* **Required work**
What follows is a listing; restate every line of it word for word.

* **Records for this task**
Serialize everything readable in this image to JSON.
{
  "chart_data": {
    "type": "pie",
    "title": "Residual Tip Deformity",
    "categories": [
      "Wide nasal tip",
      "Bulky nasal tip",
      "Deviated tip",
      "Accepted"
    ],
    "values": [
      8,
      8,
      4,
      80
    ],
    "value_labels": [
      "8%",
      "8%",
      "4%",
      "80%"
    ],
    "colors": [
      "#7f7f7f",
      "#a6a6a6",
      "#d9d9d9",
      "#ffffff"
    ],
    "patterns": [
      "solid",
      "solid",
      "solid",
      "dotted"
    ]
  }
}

* **Answer to the exercise**
Serialize everything readable in this image to JSON.
{
  "chart_data": {
    "type": "pie",
    "title": "Residual Tip Deformity",
    "categories": [
      "Wide nasal tip",
      "Bulky nasal tip",
      "Deviated tip",
      "Accepted"
    ],
    "values": [
      8,
      8,
      4,
      80
    ],
    "value_labels": [
      "8%",
      "8%",
      "4%",
      "80%"
    ],
    "colors": [
      "#7f7f7f",
      "#a6a6a6",
      "#d9d9d9",
      "#ffffff"
    ],
    "patterns": [
      "solid",
      "solid",
      "solid",
      "dotted"
    ]
  }
}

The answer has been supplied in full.